• _Exercise_: Search the listing below for the word "grinning" and copy each line that holds it.

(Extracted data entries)
▼

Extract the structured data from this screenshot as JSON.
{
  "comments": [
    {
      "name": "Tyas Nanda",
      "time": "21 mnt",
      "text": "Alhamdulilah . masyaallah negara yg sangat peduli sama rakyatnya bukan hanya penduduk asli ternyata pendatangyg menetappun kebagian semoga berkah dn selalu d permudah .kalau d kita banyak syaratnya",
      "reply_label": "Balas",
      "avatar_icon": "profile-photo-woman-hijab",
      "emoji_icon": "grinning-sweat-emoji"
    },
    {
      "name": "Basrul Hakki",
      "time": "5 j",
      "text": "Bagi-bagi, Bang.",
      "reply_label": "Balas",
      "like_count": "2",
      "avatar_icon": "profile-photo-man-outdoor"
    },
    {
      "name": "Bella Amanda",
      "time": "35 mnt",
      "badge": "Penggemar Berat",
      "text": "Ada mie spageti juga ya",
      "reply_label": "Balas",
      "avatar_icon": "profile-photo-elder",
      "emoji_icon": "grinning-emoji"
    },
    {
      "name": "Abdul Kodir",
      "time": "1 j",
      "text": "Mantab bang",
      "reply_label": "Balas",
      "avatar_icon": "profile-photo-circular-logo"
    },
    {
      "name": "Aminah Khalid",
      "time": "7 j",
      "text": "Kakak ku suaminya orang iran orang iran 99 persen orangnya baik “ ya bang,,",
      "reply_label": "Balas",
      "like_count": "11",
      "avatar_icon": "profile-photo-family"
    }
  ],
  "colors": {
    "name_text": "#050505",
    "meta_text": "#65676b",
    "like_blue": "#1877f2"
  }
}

▲

• _Response to this task_:
      "emoji_icon": "grinning-sweat-emoji"
      "emoji_icon": "grinning-emoji"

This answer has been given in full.